在本发明中,胎盘植入性疾病被定义为由于部分或全部蜕膜基底层缺失,部分乃至整个胎盘绒毛组织异常种植于子宫壁层的病理状态。胎盘绒毛组织可能不仅仅是侵入到子宫肌层,而且可以穿透子宫壁侵入到子宫浆膜层外乃至膀胱组织,使得胎盘无法与子宫剥离。本发明中胎盘植入性疾病可包括粘连性胎盘(placenta accreta)、植入性胎盘(placenta increta)以及穿透性胎盘(placenta percreta)疾病。
在本发明中用作标志物的miR-139-3p预期包括其全长核糖核苷酸序列,或天然存在的变体,或全长序列及变体的片段,特别是可被检测并确定具体序列的片段,更优选为能够在乳腺组织中与其他RNA序列相区分的片段。优选地包含所述全长核糖核苷酸序列的至少7、8、9、10、11、12、15或20个连续的核糖核苷酸。

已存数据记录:

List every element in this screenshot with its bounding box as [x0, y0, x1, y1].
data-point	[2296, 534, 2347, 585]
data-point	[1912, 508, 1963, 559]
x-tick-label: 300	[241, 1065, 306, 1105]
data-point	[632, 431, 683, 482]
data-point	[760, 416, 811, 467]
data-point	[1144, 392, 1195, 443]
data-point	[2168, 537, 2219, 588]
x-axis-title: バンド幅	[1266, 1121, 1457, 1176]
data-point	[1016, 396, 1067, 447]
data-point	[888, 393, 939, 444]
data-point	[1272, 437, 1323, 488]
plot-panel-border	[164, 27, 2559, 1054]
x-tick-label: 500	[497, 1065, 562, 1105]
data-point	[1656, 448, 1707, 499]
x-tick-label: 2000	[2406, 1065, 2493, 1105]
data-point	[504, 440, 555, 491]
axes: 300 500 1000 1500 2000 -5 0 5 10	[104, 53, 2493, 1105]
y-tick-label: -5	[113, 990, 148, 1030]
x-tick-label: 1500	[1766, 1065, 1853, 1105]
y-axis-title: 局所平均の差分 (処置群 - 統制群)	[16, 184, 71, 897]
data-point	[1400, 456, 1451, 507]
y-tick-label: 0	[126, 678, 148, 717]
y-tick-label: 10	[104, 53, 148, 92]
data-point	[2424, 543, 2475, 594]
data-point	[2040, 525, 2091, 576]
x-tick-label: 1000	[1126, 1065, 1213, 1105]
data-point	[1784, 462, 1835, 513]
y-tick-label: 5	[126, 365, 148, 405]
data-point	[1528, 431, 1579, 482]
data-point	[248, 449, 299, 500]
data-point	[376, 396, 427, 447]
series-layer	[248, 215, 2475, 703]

» **练习任务**:
- 1) 能否把所给文本中以“在本发明中,胎盘植入性疾病被定义为”开头的那一段改写得更简短，同时保留其主要事实？
- 2) 能否原样输出所给文本中从“在本发明中用作标志物的miR”一直到“5或20个连续的核糖核苷酸。”的这段文字？
这些记录与所给文本的内容并无关联。

» **参考答案**:
- 1) 胎盘植入性疾病指因蜕膜基底层部分或全部缺失，胎盘绒毛组织部分或全部异常种植于子宫壁层的病理状态。绒毛组织不仅可侵入子宫肌层，还可穿透子宫壁，到达子宫浆膜层外乃至膀胱组织，使胎盘无法与子宫剥离。该类疾病包括粘连性胎盘(placenta accreta)、植入性胎盘(placenta increta)和穿透性胎盘(placenta percreta)。

- 2)
在本发明中用作标志物的miR-139-3p预期包括其全长核糖核苷酸序列,或天然存在的变体,或全长序列及变体的片段,特别是可被检测并确定具体序列的片段,更优选为能够在乳腺组织中与其他RNA序列相区分的片段。优选地包含所述全长核糖核苷酸序列的至少7、8、9、10、11、12、15或20个连续的核糖核苷酸。